[Saved data entries]
— START —

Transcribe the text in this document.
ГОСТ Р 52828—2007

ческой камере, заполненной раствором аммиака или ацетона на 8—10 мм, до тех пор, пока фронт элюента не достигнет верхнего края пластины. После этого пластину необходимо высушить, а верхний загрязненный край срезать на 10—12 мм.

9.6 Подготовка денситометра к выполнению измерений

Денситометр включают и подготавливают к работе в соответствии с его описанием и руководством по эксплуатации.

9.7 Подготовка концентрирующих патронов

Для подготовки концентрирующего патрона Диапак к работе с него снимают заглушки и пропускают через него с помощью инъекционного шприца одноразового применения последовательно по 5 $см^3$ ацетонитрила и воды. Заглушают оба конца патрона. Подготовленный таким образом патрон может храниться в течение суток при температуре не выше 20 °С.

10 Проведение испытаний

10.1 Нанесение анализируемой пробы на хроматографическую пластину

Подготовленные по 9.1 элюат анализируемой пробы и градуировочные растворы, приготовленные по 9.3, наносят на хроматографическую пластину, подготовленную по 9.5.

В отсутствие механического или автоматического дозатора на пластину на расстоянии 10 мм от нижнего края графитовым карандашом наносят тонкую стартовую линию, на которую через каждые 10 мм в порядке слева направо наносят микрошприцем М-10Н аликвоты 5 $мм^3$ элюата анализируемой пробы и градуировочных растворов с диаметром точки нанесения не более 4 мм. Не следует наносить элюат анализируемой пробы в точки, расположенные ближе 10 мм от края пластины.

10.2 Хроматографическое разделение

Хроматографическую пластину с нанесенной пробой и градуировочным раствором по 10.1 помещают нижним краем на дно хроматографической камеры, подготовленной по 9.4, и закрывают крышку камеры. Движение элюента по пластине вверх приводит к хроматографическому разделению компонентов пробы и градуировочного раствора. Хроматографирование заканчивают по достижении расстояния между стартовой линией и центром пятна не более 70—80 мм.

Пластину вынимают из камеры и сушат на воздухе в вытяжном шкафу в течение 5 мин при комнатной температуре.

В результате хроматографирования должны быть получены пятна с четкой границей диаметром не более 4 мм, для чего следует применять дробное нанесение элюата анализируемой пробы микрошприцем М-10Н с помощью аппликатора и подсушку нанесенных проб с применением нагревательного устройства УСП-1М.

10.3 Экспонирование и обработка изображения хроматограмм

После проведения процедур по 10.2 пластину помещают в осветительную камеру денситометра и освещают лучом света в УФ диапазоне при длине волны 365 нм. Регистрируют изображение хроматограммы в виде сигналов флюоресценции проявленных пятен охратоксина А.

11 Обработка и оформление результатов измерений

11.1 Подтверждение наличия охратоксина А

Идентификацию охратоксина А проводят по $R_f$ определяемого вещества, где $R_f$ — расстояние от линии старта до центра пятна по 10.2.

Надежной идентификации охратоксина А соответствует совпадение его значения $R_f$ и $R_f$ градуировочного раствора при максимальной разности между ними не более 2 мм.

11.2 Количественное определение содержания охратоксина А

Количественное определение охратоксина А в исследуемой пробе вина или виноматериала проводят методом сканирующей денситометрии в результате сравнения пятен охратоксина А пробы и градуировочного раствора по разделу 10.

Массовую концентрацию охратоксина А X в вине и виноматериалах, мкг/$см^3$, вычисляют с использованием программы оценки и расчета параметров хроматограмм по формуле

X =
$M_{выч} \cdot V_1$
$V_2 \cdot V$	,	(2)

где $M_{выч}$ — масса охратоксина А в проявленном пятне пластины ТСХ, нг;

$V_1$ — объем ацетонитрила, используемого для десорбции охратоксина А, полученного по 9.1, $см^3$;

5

— END —

== Work to complete ==
Copy each line above that contains the string "Количественное".

== Response to this task ==
11.2 Количественное определение содержания охратоксина А
Количественное определение охратоксина А в исследуемой пробе вина или виноматериала проводят методом сканирующей денситометрии в результате сравнения пятен охратоксина А пробы и градуировочного раствора по разделу 10.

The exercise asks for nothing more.